## What you need to do
Repeat the whole listing exactly.
--- Material for this task ---
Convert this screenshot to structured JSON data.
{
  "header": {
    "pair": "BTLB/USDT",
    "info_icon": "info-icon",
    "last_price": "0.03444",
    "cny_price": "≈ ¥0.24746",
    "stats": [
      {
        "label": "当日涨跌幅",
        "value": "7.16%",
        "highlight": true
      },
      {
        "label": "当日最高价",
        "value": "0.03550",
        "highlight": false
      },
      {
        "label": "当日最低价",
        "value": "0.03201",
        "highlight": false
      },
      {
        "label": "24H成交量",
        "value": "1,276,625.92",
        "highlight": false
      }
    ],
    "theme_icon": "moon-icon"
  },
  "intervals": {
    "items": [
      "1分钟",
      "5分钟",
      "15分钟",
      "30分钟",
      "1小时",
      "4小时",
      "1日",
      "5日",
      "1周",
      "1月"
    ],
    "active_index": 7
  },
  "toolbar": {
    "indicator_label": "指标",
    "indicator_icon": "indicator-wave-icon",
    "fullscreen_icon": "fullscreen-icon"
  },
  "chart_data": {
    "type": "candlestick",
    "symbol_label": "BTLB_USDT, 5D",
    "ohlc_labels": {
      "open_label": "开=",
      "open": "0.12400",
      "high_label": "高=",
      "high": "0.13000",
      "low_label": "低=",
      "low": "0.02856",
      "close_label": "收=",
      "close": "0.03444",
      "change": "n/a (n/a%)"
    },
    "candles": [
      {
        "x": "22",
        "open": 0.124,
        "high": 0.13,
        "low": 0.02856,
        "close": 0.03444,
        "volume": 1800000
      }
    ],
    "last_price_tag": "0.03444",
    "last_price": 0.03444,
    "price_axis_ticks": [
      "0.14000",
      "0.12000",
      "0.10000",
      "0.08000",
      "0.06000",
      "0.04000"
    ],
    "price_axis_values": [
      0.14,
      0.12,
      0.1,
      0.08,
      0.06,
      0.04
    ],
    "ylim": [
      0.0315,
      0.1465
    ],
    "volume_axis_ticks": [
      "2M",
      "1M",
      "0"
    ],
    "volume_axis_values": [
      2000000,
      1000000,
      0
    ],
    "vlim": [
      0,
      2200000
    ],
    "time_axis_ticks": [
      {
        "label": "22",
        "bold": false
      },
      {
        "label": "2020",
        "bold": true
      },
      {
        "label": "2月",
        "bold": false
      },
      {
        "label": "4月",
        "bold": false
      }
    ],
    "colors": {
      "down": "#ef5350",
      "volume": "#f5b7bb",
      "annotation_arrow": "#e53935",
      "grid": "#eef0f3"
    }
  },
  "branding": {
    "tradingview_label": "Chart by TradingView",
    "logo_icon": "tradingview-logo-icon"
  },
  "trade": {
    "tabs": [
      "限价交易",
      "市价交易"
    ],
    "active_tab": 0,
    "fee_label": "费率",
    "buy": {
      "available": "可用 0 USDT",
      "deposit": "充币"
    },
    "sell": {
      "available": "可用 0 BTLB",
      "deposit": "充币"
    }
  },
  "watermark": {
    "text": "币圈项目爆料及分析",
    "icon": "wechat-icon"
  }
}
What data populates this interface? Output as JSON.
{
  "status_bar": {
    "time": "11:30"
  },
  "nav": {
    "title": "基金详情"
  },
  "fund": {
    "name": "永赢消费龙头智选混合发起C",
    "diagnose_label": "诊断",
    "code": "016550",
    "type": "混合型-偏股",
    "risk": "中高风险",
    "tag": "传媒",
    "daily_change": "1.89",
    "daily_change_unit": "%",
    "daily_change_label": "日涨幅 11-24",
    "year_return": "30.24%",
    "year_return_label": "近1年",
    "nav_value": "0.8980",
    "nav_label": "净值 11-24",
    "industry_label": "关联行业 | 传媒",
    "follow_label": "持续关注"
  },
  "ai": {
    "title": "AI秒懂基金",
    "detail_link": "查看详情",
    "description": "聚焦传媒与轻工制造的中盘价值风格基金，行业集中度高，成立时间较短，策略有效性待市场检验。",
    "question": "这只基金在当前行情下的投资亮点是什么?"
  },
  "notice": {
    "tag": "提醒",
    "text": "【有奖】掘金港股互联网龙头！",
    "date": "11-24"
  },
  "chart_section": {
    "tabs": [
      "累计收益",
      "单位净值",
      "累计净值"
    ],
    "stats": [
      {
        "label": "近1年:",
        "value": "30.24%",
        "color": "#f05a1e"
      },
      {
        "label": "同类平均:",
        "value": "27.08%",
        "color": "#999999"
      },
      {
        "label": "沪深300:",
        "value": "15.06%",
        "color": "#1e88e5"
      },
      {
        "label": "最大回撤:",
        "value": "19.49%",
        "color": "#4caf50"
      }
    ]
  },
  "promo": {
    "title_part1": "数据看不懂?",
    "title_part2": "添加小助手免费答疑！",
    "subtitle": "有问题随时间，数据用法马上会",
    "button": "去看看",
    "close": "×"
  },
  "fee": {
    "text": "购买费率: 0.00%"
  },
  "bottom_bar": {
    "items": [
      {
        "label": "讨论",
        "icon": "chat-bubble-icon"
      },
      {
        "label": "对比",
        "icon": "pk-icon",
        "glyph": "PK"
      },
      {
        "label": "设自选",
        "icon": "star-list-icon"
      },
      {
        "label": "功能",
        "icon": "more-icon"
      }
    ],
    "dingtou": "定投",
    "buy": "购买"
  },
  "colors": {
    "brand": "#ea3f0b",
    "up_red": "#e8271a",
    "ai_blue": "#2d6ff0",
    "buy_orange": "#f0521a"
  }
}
---
## Output
Convert this screenshot to structured JSON data.
{
  "header": {
    "pair": "BTLB/USDT",
    "info_icon": "info-icon",
    "last_price": "0.03444",
    "cny_price": "≈ ¥0.24746",
    "stats": [
      {
        "label": "当日涨跌幅",
        "value": "7.16%",
        "highlight": true
      },
      {
        "label": "当日最高价",
        "value": "0.03550",
        "highlight": false
      },
      {
        "label": "当日最低价",
        "value": "0.03201",
        "highlight": false
      },
      {
        "label": "24H成交量",
        "value": "1,276,625.92",
        "highlight": false
      }
    ],
    "theme_icon": "moon-icon"
  },
  "intervals": {
    "items": [
      "1分钟",
      "5分钟",
      "15分钟",
      "30分钟",
      "1小时",
      "4小时",
      "1日",
      "5日",
      "1周",
      "1月"
    ],
    "active_index": 7
  },
  "toolbar": {
    "indicator_label": "指标",
    "indicator_icon": "indicator-wave-icon",
    "fullscreen_icon": "fullscreen-icon"
  },
  "chart_data": {
    "type": "candlestick",
    "symbol_label": "BTLB_USDT, 5D",
    "ohlc_labels": {
      "open_label": "开=",
      "open": "0.12400",
      "high_label": "高=",
      "high": "0.13000",
      "low_label": "低=",
      "low": "0.02856",
      "close_label": "收=",
      "close": "0.03444",
      "change": "n/a (n/a%)"
    },
    "candles": [
      {
        "x": "22",
        "open": 0.124,
        "high": 0.13,
        "low": 0.02856,
        "close": 0.03444,
        "volume": 1800000
      }
    ],
    "last_price_tag": "0.03444",
    "last_price": 0.03444,
    "price_axis_ticks": [
      "0.14000",
      "0.12000",
      "0.10000",
      "0.08000",
      "0.06000",
      "0.04000"
    ],
    "price_axis_values": [
      0.14,
      0.12,
      0.1,
      0.08,
      0.06,
      0.04
    ],
    "ylim": [
      0.0315,
      0.1465
    ],
    "volume_axis_ticks": [
      "2M",
      "1M",
      "0"
    ],
    "volume_axis_values": [
      2000000,
      1000000,
      0
    ],
    "vlim": [
      0,
      2200000
    ],
    "time_axis_ticks": [
      {
        "label": "22",
        "bold": false
      },
      {
        "label": "2020",
        "bold": true
      },
      {
        "label": "2月",
        "bold": false
      },
      {
        "label": "4月",
        "bold": false
      }
    ],
    "colors": {
      "down": "#ef5350",
      "volume": "#f5b7bb",
      "annotation_arrow": "#e53935",
      "grid": "#eef0f3"
    }
  },
  "branding": {
    "tradingview_label": "Chart by TradingView",
    "logo_icon": "tradingview-logo-icon"
  },
  "trade": {
    "tabs": [
      "限价交易",
      "市价交易"
    ],
    "active_tab": 0,
    "fee_label": "费率",
    "buy": {
      "available": "可用 0 USDT",
      "deposit": "充币"
    },
    "sell": {
      "available": "可用 0 BTLB",
      "deposit": "充币"
    }
  },
  "watermark": {
    "text": "币圈项目爆料及分析",
    "icon": "wechat-icon"
  }
}
What data populates this interface? Output as JSON.
{
  "status_bar": {
    "time": "11:30"
  },
  "nav": {
    "title": "基金详情"
  },
  "fund": {
    "name": "永赢消费龙头智选混合发起C",
    "diagnose_label": "诊断",
    "code": "016550",
    "type": "混合型-偏股",
    "risk": "中高风险",
    "tag": "传媒",
    "daily_change": "1.89",
    "daily_change_unit": "%",
    "daily_change_label": "日涨幅 11-24",
    "year_return": "30.24%",
    "year_return_label": "近1年",
    "nav_value": "0.8980",
    "nav_label": "净值 11-24",
    "industry_label": "关联行业 | 传媒",
    "follow_label": "持续关注"
  },
  "ai": {
    "title": "AI秒懂基金",
    "detail_link": "查看详情",
    "description": "聚焦传媒与轻工制造的中盘价值风格基金，行业集中度高，成立时间较短，策略有效性待市场检验。",
    "question": "这只基金在当前行情下的投资亮点是什么?"
  },
  "notice": {
    "tag": "提醒",
    "text": "【有奖】掘金港股互联网龙头！",
    "date": "11-24"
  },
  "chart_section": {
    "tabs": [
      "累计收益",
      "单位净值",
      "累计净值"
    ],
    "stats": [
      {
        "label": "近1年:",
        "value": "30.24%",
        "color": "#f05a1e"
      },
      {
        "label": "同类平均:",
        "value": "27.08%",
        "color": "#999999"
      },
      {
        "label": "沪深300:",
        "value": "15.06%",
        "color": "#1e88e5"
      },
      {
        "label": "最大回撤:",
        "value": "19.49%",
        "color": "#4caf50"
      }
    ]
  },
  "promo": {
    "title_part1": "数据看不懂?",
    "title_part2": "添加小助手免费答疑！",
    "subtitle": "有问题随时间，数据用法马上会",
    "button": "去看看",
    "close": "×"
  },
  "fee": {
    "text": "购买费率: 0.00%"
  },
  "bottom_bar": {
    "items": [
      {
        "label": "讨论",
        "icon": "chat-bubble-icon"
      },
      {
        "label": "对比",
        "icon": "pk-icon",
        "glyph": "PK"
      },
      {
        "label": "设自选",
        "icon": "star-list-icon"
      },
      {
        "label": "功能",
        "icon": "more-icon"
      }
    ],
    "dingtou": "定投",
    "buy": "购买"
  },
  "colors": {
    "brand": "#ea3f0b",
    "up_red": "#e8271a",
    "ai_blue": "#2d6ff0",
    "buy_orange": "#f0521a"
  }
}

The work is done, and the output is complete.